▸ DATA FOR ANALYSIS:
* * *
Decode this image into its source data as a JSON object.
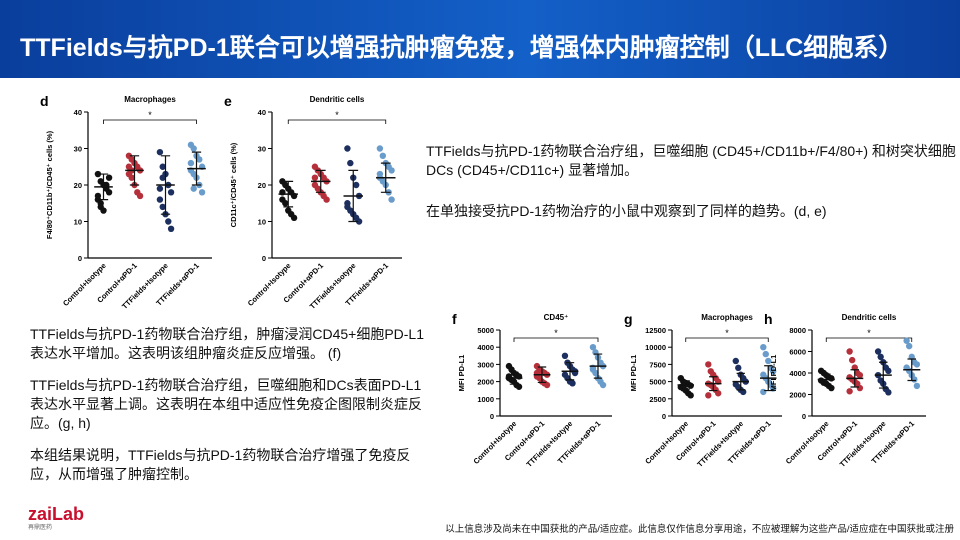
{
  "header": {
    "title": "TTFields与抗PD-1联合可以增强抗肿瘤免疫，增强体内肿瘤控制（LLC细胞系）"
  },
  "right_text": [
    "TTFields与抗PD-1药物联合治疗组，巨噬细胞 (CD45+/CD11b+/F4/80+) 和树突状细胞DCs (CD45+/CD11c+) 显著增加。",
    "在单独接受抗PD-1药物治疗的小鼠中观察到了同样的趋势。(d, e)"
  ],
  "left_text": [
    "TTFields与抗PD-1药物联合治疗组，肿瘤浸润CD45+细胞PD-L1表达水平增加。这表明该组肿瘤炎症反应增强。 (f)",
    "TTFields与抗PD-1药物联合治疗组，巨噬细胞和DCs表面PD-L1表达水平显著上调。这表明在本组中适应性免疫企图限制炎症反应。(g, h)",
    "本组结果说明，TTFields与抗PD-1药物联合治疗增强了免疫反应，从而增强了肿瘤控制。"
  ],
  "logo": {
    "name": "zaiLab",
    "sub": "再鼎医药"
  },
  "footer": "以上信息涉及尚未在中国获批的产品/适应症。此信息仅作信息分享用途，不应被理解为这些产品/适应症在中国获批或注册",
  "chart_data": [
    {
      "type": "strip",
      "label": "d",
      "title": "Macrophages",
      "y_label": "F4/80⁺CD11b⁺/CD45⁺ cells (%)",
      "annotation": "*",
      "categories": [
        "Control+Isotype",
        "Control+αPD-1",
        "TTFields+Isotype",
        "TTFields+αPD-1"
      ],
      "ylim": [
        0,
        40
      ],
      "yticks": [
        0,
        10,
        20,
        30,
        40
      ],
      "groups": [
        {
          "color": "#111111",
          "points": [
            23,
            21,
            20,
            19,
            18,
            16,
            15,
            13,
            20,
            22,
            17,
            14
          ],
          "mean": 19.5,
          "sd": 3.5
        },
        {
          "color": "#b5303a",
          "points": [
            28,
            27,
            26,
            25,
            24,
            23,
            22,
            20,
            18,
            17,
            25,
            24
          ],
          "mean": 24,
          "sd": 4
        },
        {
          "color": "#1c2f5e",
          "points": [
            29,
            25,
            23,
            20,
            18,
            16,
            14,
            12,
            10,
            8,
            19,
            22
          ],
          "mean": 20,
          "sd": 8
        },
        {
          "color": "#6a9ccb",
          "points": [
            31,
            30,
            28,
            27,
            25,
            24,
            23,
            22,
            20,
            18,
            26,
            19
          ],
          "mean": 24.5,
          "sd": 4.5
        }
      ]
    },
    {
      "type": "strip",
      "label": "e",
      "title": "Dendritic cells",
      "y_label": "CD11c⁺/CD45⁺ cells (%)",
      "annotation": "*",
      "categories": [
        "Control+Isotype",
        "Control+αPD-1",
        "TTFields+Isotype",
        "TTFields+αPD-1"
      ],
      "ylim": [
        0,
        40
      ],
      "yticks": [
        0,
        10,
        20,
        30,
        40
      ],
      "groups": [
        {
          "color": "#111111",
          "points": [
            21,
            20,
            19,
            18,
            17,
            16,
            15,
            13,
            12,
            11,
            18
          ],
          "mean": 17.5,
          "sd": 3.5
        },
        {
          "color": "#b5303a",
          "points": [
            25,
            24,
            23,
            22,
            21,
            20,
            19,
            18,
            17,
            16,
            22
          ],
          "mean": 21,
          "sd": 3
        },
        {
          "color": "#1c2f5e",
          "points": [
            30,
            26,
            22,
            20,
            17,
            15,
            13,
            12,
            11,
            10,
            14
          ],
          "mean": 17,
          "sd": 7
        },
        {
          "color": "#6a9ccb",
          "points": [
            30,
            28,
            26,
            25,
            24,
            22,
            21,
            20,
            18,
            16,
            23
          ],
          "mean": 22,
          "sd": 4
        }
      ]
    },
    {
      "type": "strip",
      "label": "f",
      "title": "CD45⁺",
      "y_label": "MFI PD-L1",
      "annotation": "*",
      "categories": [
        "Control+Isotype",
        "Control+αPD-1",
        "TTFields+Isotype",
        "TTFields+αPD-1"
      ],
      "ylim": [
        0,
        5000
      ],
      "yticks": [
        0,
        1000,
        2000,
        3000,
        4000,
        5000
      ],
      "groups": [
        {
          "color": "#111111",
          "points": [
            2900,
            2700,
            2500,
            2400,
            2300,
            2200,
            2100,
            2000,
            1800,
            1700,
            2300
          ],
          "mean": 2200,
          "sd": 350
        },
        {
          "color": "#b5303a",
          "points": [
            2900,
            2700,
            2600,
            2500,
            2400,
            2300,
            2200,
            2000,
            1900,
            1800,
            2500
          ],
          "mean": 2400,
          "sd": 450
        },
        {
          "color": "#1c2f5e",
          "points": [
            3500,
            3100,
            2900,
            2700,
            2500,
            2400,
            2200,
            2000,
            1900,
            2600
          ],
          "mean": 2600,
          "sd": 500
        },
        {
          "color": "#6a9ccb",
          "points": [
            4000,
            3700,
            3400,
            3100,
            2900,
            2700,
            2500,
            2200,
            2000,
            1800,
            2800
          ],
          "mean": 2900,
          "sd": 700
        }
      ]
    },
    {
      "type": "strip",
      "label": "g",
      "title": "Macrophages",
      "y_label": "MFI PD-L1",
      "annotation": "*",
      "categories": [
        "Control+Isotype",
        "Control+αPD-1",
        "TTFields+Isotype",
        "TTFields+αPD-1"
      ],
      "ylim": [
        0,
        12500
      ],
      "yticks": [
        0,
        2500,
        5000,
        7500,
        10000,
        12500
      ],
      "groups": [
        {
          "color": "#111111",
          "points": [
            5500,
            5000,
            4800,
            4600,
            4400,
            4200,
            4000,
            3700,
            3300,
            3000
          ],
          "mean": 4500,
          "sd": 600
        },
        {
          "color": "#b5303a",
          "points": [
            7500,
            6500,
            6000,
            5500,
            5000,
            4700,
            4500,
            4200,
            3800,
            3300,
            3000
          ],
          "mean": 4700,
          "sd": 1000
        },
        {
          "color": "#1c2f5e",
          "points": [
            8000,
            7000,
            6000,
            5500,
            5000,
            4600,
            4200,
            3800,
            3500
          ],
          "mean": 5000,
          "sd": 1200
        },
        {
          "color": "#6a9ccb",
          "points": [
            10000,
            9000,
            8000,
            7000,
            6500,
            6000,
            5500,
            5000,
            4500,
            4000,
            3500
          ],
          "mean": 5500,
          "sd": 1800
        }
      ]
    },
    {
      "type": "strip",
      "label": "h",
      "title": "Dendritic cells",
      "y_label": "MFI PD-L1",
      "annotation": "*",
      "categories": [
        "Control+Isotype",
        "Control+αPD-1",
        "TTFields+Isotype",
        "TTFields+αPD-1"
      ],
      "ylim": [
        0,
        8000
      ],
      "yticks": [
        0,
        2000,
        4000,
        6000,
        8000
      ],
      "groups": [
        {
          "color": "#111111",
          "points": [
            4200,
            4000,
            3800,
            3600,
            3500,
            3300,
            3100,
            3000,
            2800,
            2600
          ],
          "mean": 3400,
          "sd": 500
        },
        {
          "color": "#b5303a",
          "points": [
            6000,
            5200,
            4500,
            4000,
            3800,
            3600,
            3400,
            3200,
            3000,
            2600,
            2300
          ],
          "mean": 3500,
          "sd": 800
        },
        {
          "color": "#1c2f5e",
          "points": [
            6000,
            5500,
            5000,
            4500,
            4200,
            3800,
            3300,
            3000,
            2500,
            2200
          ],
          "mean": 3800,
          "sd": 1200
        },
        {
          "color": "#6a9ccb",
          "points": [
            7000,
            6500,
            5500,
            5000,
            4800,
            4500,
            4200,
            3800,
            3400,
            2800
          ],
          "mean": 4300,
          "sd": 1000
        }
      ]
    }
  ]
}
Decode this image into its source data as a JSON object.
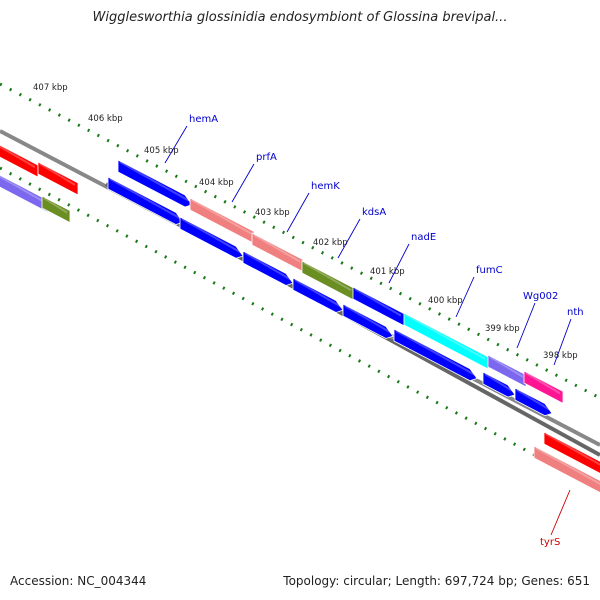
{
  "title": "Wigglesworthia glossinidia endosymbiont of Glossina brevipal...",
  "footer": {
    "accession": "Accession: NC_004344",
    "summary": "Topology: circular; Length: 697,724 bp; Genes: 651"
  },
  "kbp_ticks": [
    "407 kbp",
    "406 kbp",
    "405 kbp",
    "404 kbp",
    "403 kbp",
    "402 kbp",
    "401 kbp",
    "400 kbp",
    "399 kbp",
    "398 kbp"
  ],
  "genes_top": [
    {
      "name": "hemA",
      "color": "#0000cc"
    },
    {
      "name": "prfA",
      "color": "#0000cc"
    },
    {
      "name": "hemK",
      "color": "#0000cc"
    },
    {
      "name": "kdsA",
      "color": "#0000cc"
    },
    {
      "name": "nadE",
      "color": "#0000cc"
    },
    {
      "name": "fumC",
      "color": "#0000cc"
    },
    {
      "name": "Wg002",
      "color": "#0000cc"
    },
    {
      "name": "nth",
      "color": "#0000cc"
    }
  ],
  "genes_bottom": [
    {
      "name": "tyrS",
      "color": "#cc0000"
    }
  ],
  "colors": {
    "blue": "#0000ff",
    "pink": "#f08080",
    "olive": "#6b8e23",
    "cyan": "#00ffff",
    "purple": "#7b68ee",
    "magenta": "#ff1493",
    "red": "#ff0000",
    "backbone": "#888888",
    "ticks": "#1a7a1a"
  }
}
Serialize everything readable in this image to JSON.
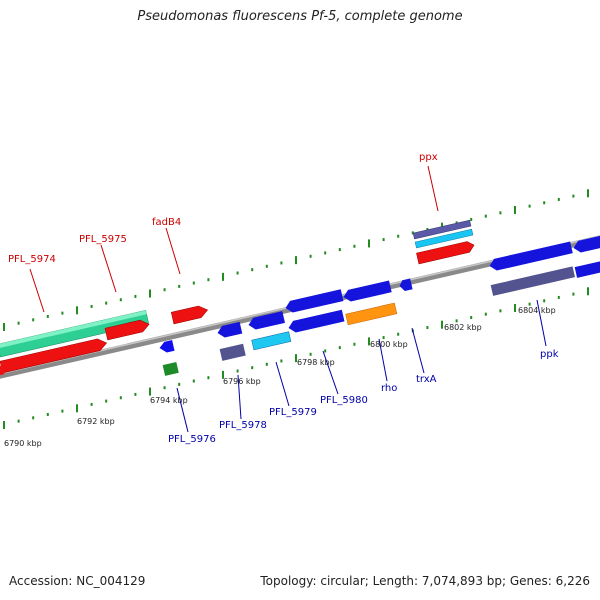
{
  "title": "Pseudomonas fluorescens Pf-5, complete genome",
  "accession_text": "Accession: NC_004129",
  "stats_text": "Topology: circular; Length: 7,074,893 bp; Genes: 6,226",
  "colors": {
    "forward_label": "#cc0000",
    "reverse_label": "#0000aa",
    "backbone": "#888888",
    "tick": "#228b22"
  },
  "ruler_labels": [
    "6790 kbp",
    "6792 kbp",
    "6794 kbp",
    "6796 kbp",
    "6798 kbp",
    "6800 kbp",
    "6802 kbp",
    "6804 kbp"
  ],
  "gene_labels_forward": [
    "PFL_5974",
    "PFL_5975",
    "fadB4",
    "ppx"
  ],
  "gene_labels_reverse": [
    "PFL_5976",
    "PFL_5978",
    "PFL_5979",
    "PFL_5980",
    "rho",
    "trxA",
    "ppk"
  ]
}
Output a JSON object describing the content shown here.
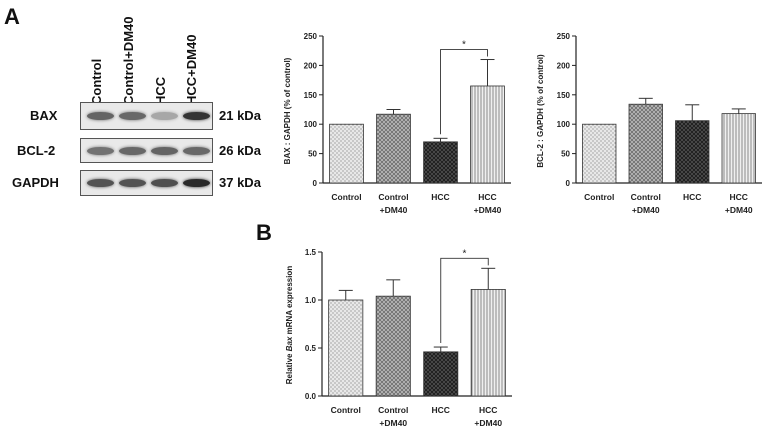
{
  "panel_a_label": "A",
  "panel_b_label": "B",
  "western_blot": {
    "lanes": [
      "Control",
      "Control+DM40",
      "HCC",
      "HCC+DM40"
    ],
    "rows": [
      {
        "name": "BAX",
        "kda": "21 kDa",
        "intensity": [
          0.62,
          0.6,
          0.3,
          0.85
        ]
      },
      {
        "name": "BCL-2",
        "kda": "26 kDa",
        "intensity": [
          0.55,
          0.6,
          0.62,
          0.6
        ]
      },
      {
        "name": "GAPDH",
        "kda": "37 kDa",
        "intensity": [
          0.7,
          0.7,
          0.72,
          0.9
        ]
      }
    ]
  },
  "chart_data": [
    {
      "type": "bar",
      "id": "bax",
      "categories": [
        [
          "Control"
        ],
        [
          "Control",
          "+DM40"
        ],
        [
          "HCC"
        ],
        [
          "HCC",
          "+DM40"
        ]
      ],
      "values": [
        100,
        117,
        70,
        165
      ],
      "errors": [
        0,
        8,
        6,
        45
      ],
      "ylabel": "BAX : GAPDH (% of control)",
      "ylim": [
        0,
        250
      ],
      "yticks": [
        "0",
        "50",
        "100",
        "150",
        "200",
        "250"
      ],
      "significance": {
        "between": [
          2,
          3
        ],
        "label": "*"
      },
      "patterns": [
        "dots",
        "cross",
        "darkcross",
        "vlines"
      ]
    },
    {
      "type": "bar",
      "id": "bcl2",
      "categories": [
        [
          "Control"
        ],
        [
          "Control",
          "+DM40"
        ],
        [
          "HCC"
        ],
        [
          "HCC",
          "+DM40"
        ]
      ],
      "values": [
        100,
        134,
        106,
        118
      ],
      "errors": [
        0,
        10,
        27,
        8
      ],
      "ylabel": "BCL-2 : GAPDH (% of control)",
      "ylim": [
        0,
        250
      ],
      "yticks": [
        "0",
        "50",
        "100",
        "150",
        "200",
        "250"
      ],
      "patterns": [
        "dots",
        "cross",
        "darkcross",
        "vlines"
      ]
    },
    {
      "type": "bar",
      "id": "mrna",
      "categories": [
        [
          "Control"
        ],
        [
          "Control",
          "+DM40"
        ],
        [
          "HCC"
        ],
        [
          "HCC",
          "+DM40"
        ]
      ],
      "values": [
        1.0,
        1.04,
        0.46,
        1.11
      ],
      "errors": [
        0.1,
        0.17,
        0.05,
        0.22
      ],
      "ylabel": "Relative Bax mRNA expression",
      "ylim": [
        0,
        1.5
      ],
      "yticks": [
        "0.0",
        "0.5",
        "1.0",
        "1.5"
      ],
      "significance": {
        "between": [
          2,
          3
        ],
        "label": "*"
      },
      "patterns": [
        "dots",
        "cross",
        "darkcross",
        "vlines"
      ]
    }
  ]
}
* * *
▸ WORK TO COMPLETE: Each line above that carries the string "GAPDH" has to be returned.

▸ RESPONSE:
        "name": "GAPDH",
      "ylabel": "BAX : GAPDH (% of control)",
      "ylabel": "BCL-2 : GAPDH (% of control)",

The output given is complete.